DATA EXCERPTS ->
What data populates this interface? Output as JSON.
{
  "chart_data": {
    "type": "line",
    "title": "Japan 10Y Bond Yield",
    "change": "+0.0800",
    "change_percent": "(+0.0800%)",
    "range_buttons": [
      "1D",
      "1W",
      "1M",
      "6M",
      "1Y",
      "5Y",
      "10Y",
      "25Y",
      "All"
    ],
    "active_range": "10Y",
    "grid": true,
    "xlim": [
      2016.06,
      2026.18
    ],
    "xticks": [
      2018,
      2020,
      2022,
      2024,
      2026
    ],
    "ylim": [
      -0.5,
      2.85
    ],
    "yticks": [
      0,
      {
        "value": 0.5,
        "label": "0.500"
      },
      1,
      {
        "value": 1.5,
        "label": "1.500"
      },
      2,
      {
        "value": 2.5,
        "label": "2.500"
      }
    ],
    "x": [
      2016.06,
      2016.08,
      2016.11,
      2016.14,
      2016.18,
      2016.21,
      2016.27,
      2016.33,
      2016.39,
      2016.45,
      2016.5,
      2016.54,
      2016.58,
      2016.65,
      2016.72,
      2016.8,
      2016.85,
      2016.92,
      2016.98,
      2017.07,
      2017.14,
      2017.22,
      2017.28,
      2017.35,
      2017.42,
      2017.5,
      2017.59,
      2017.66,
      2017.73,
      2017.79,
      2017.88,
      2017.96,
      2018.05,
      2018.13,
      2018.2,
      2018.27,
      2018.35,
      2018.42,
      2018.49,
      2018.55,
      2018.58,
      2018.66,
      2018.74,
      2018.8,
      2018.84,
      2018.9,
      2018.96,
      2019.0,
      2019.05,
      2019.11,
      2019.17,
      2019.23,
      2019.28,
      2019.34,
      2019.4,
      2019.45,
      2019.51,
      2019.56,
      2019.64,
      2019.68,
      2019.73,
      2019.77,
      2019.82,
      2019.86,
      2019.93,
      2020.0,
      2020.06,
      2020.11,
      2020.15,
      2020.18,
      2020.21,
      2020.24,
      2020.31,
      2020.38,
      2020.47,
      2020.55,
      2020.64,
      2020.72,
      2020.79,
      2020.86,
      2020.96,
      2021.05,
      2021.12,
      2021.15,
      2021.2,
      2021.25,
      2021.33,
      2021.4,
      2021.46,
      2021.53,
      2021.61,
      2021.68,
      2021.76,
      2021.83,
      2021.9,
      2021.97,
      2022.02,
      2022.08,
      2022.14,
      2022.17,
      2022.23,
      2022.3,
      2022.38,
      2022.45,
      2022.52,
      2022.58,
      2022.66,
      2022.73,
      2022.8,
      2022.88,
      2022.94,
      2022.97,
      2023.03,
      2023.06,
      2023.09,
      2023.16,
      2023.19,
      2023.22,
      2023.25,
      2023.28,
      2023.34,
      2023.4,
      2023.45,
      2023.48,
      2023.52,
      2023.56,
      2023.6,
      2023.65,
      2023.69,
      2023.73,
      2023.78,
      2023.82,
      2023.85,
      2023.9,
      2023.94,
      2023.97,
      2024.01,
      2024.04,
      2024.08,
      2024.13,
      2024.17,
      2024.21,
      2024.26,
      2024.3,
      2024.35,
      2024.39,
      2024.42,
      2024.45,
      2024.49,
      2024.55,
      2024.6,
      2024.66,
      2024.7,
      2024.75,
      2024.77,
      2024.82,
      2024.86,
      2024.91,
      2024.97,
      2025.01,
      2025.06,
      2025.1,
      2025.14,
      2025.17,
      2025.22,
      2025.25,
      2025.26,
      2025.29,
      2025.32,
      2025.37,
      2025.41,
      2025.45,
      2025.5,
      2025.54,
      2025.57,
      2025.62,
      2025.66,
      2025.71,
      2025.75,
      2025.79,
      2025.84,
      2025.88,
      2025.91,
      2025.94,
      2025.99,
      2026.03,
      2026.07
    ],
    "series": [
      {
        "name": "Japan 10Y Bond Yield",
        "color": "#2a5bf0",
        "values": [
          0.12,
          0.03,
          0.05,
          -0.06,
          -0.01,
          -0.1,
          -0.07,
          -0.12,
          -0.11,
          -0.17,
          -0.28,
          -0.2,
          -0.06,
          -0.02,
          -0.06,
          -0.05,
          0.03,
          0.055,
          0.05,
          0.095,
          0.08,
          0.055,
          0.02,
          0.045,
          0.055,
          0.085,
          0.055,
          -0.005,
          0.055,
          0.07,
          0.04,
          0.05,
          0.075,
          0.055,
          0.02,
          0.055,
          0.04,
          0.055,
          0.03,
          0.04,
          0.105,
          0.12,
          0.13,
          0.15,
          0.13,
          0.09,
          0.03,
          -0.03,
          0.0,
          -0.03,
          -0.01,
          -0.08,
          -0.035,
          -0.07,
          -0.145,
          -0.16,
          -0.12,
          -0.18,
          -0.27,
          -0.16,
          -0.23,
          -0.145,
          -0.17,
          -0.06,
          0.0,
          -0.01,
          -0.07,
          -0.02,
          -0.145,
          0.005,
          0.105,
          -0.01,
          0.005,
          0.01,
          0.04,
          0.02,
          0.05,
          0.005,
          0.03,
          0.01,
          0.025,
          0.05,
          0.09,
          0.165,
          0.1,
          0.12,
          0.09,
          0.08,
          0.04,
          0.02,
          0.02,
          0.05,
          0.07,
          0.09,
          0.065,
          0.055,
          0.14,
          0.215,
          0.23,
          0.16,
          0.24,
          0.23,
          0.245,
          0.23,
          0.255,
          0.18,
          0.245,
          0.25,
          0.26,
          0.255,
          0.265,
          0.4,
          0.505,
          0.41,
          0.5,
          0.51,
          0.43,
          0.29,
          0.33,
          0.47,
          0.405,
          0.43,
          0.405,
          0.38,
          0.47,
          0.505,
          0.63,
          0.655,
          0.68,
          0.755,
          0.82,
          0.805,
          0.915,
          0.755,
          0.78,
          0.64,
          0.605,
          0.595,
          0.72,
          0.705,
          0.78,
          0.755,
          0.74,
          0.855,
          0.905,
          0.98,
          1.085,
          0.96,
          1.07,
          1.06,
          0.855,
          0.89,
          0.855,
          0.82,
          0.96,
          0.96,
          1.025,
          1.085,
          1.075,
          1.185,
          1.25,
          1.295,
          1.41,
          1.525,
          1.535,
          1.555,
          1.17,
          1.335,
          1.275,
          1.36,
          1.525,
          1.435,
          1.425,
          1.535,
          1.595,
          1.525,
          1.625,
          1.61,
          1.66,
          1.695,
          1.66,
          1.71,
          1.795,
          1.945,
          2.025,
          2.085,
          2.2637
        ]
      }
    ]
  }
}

AIM -> Reproduce the material verbatim, line by line.

WORKED ANSWER ->
What data populates this interface? Output as JSON.
{
  "chart_data": {
    "type": "line",
    "title": "Japan 10Y Bond Yield",
    "change": "+0.0800",
    "change_percent": "(+0.0800%)",
    "range_buttons": [
      "1D",
      "1W",
      "1M",
      "6M",
      "1Y",
      "5Y",
      "10Y",
      "25Y",
      "All"
    ],
    "active_range": "10Y",
    "grid": true,
    "xlim": [
      2016.06,
      2026.18
    ],
    "xticks": [
      2018,
      2020,
      2022,
      2024,
      2026
    ],
    "ylim": [
      -0.5,
      2.85
    ],
    "yticks": [
      0,
      {
        "value": 0.5,
        "label": "0.500"
      },
      1,
      {
        "value": 1.5,
        "label": "1.500"
      },
      2,
      {
        "value": 2.5,
        "label": "2.500"
      }
    ],
    "x": [
      2016.06,
      2016.08,
      2016.11,
      2016.14,
      2016.18,
      2016.21,
      2016.27,
      2016.33,
      2016.39,
      2016.45,
      2016.5,
      2016.54,
      2016.58,
      2016.65,
      2016.72,
      2016.8,
      2016.85,
      2016.92,
      2016.98,
      2017.07,
      2017.14,
      2017.22,
      2017.28,
      2017.35,
      2017.42,
      2017.5,
      2017.59,
      2017.66,
      2017.73,
      2017.79,
      2017.88,
      2017.96,
      2018.05,
      2018.13,
      2018.2,
      2018.27,
      2018.35,
      2018.42,
      2018.49,
      2018.55,
      2018.58,
      2018.66,
      2018.74,
      2018.8,
      2018.84,
      2018.9,
      2018.96,
      2019.0,
      2019.05,
      2019.11,
      2019.17,
      2019.23,
      2019.28,
      2019.34,
      2019.4,
      2019.45,
      2019.51,
      2019.56,
      2019.64,
      2019.68,
      2019.73,
      2019.77,
      2019.82,
      2019.86,
      2019.93,
      2020.0,
      2020.06,
      2020.11,
      2020.15,
      2020.18,
      2020.21,
      2020.24,
      2020.31,
      2020.38,
      2020.47,
      2020.55,
      2020.64,
      2020.72,
      2020.79,
      2020.86,
      2020.96,
      2021.05,
      2021.12,
      2021.15,
      2021.2,
      2021.25,
      2021.33,
      2021.4,
      2021.46,
      2021.53,
      2021.61,
      2021.68,
      2021.76,
      2021.83,
      2021.9,
      2021.97,
      2022.02,
      2022.08,
      2022.14,
      2022.17,
      2022.23,
      2022.3,
      2022.38,
      2022.45,
      2022.52,
      2022.58,
      2022.66,
      2022.73,
      2022.8,
      2022.88,
      2022.94,
      2022.97,
      2023.03,
      2023.06,
      2023.09,
      2023.16,
      2023.19,
      2023.22,
      2023.25,
      2023.28,
      2023.34,
      2023.4,
      2023.45,
      2023.48,
      2023.52,
      2023.56,
      2023.6,
      2023.65,
      2023.69,
      2023.73,
      2023.78,
      2023.82,
      2023.85,
      2023.9,
      2023.94,
      2023.97,
      2024.01,
      2024.04,
      2024.08,
      2024.13,
      2024.17,
      2024.21,
      2024.26,
      2024.3,
      2024.35,
      2024.39,
      2024.42,
      2024.45,
      2024.49,
      2024.55,
      2024.6,
      2024.66,
      2024.7,
      2024.75,
      2024.77,
      2024.82,
      2024.86,
      2024.91,
      2024.97,
      2025.01,
      2025.06,
      2025.1,
      2025.14,
      2025.17,
      2025.22,
      2025.25,
      2025.26,
      2025.29,
      2025.32,
      2025.37,
      2025.41,
      2025.45,
      2025.5,
      2025.54,
      2025.57,
      2025.62,
      2025.66,
      2025.71,
      2025.75,
      2025.79,
      2025.84,
      2025.88,
      2025.91,
      2025.94,
      2025.99,
      2026.03,
      2026.07
    ],
    "series": [
      {
        "name": "Japan 10Y Bond Yield",
        "color": "#2a5bf0",
        "values": [
          0.12,
          0.03,
          0.05,
          -0.06,
          -0.01,
          -0.1,
          -0.07,
          -0.12,
          -0.11,
          -0.17,
          -0.28,
          -0.2,
          -0.06,
          -0.02,
          -0.06,
          -0.05,
          0.03,
          0.055,
          0.05,
          0.095,
          0.08,
          0.055,
          0.02,
          0.045,
          0.055,
          0.085,
          0.055,
          -0.005,
          0.055,
          0.07,
          0.04,
          0.05,
          0.075,
          0.055,
          0.02,
          0.055,
          0.04,
          0.055,
          0.03,
          0.04,
          0.105,
          0.12,
          0.13,
          0.15,
          0.13,
          0.09,
          0.03,
          -0.03,
          0.0,
          -0.03,
          -0.01,
          -0.08,
          -0.035,
          -0.07,
          -0.145,
          -0.16,
          -0.12,
          -0.18,
          -0.27,
          -0.16,
          -0.23,
          -0.145,
          -0.17,
          -0.06,
          0.0,
          -0.01,
          -0.07,
          -0.02,
          -0.145,
          0.005,
          0.105,
          -0.01,
          0.005,
          0.01,
          0.04,
          0.02,
          0.05,
          0.005,
          0.03,
          0.01,
          0.025,
          0.05,
          0.09,
          0.165,
          0.1,
          0.12,
          0.09,
          0.08,
          0.04,
          0.02,
          0.02,
          0.05,
          0.07,
          0.09,
          0.065,
          0.055,
          0.14,
          0.215,
          0.23,
          0.16,
          0.24,
          0.23,
          0.245,
          0.23,
          0.255,
          0.18,
          0.245,
          0.25,
          0.26,
          0.255,
          0.265,
          0.4,
          0.505,
          0.41,
          0.5,
          0.51,
          0.43,
          0.29,
          0.33,
          0.47,
          0.405,
          0.43,
          0.405,
          0.38,
          0.47,
          0.505,
          0.63,
          0.655,
          0.68,
          0.755,
          0.82,
          0.805,
          0.915,
          0.755,
          0.78,
          0.64,
          0.605,
          0.595,
          0.72,
          0.705,
          0.78,
          0.755,
          0.74,
          0.855,
          0.905,
          0.98,
          1.085,
          0.96,
          1.07,
          1.06,
          0.855,
          0.89,
          0.855,
          0.82,
          0.96,
          0.96,
          1.025,
          1.085,
          1.075,
          1.185,
          1.25,
          1.295,
          1.41,
          1.525,
          1.535,
          1.555,
          1.17,
          1.335,
          1.275,
          1.36,
          1.525,
          1.435,
          1.425,
          1.535,
          1.595,
          1.525,
          1.625,
          1.61,
          1.66,
          1.695,
          1.66,
          1.71,
          1.795,
          1.945,
          2.025,
          2.085,
          2.2637
        ]
      }
    ]
  }
}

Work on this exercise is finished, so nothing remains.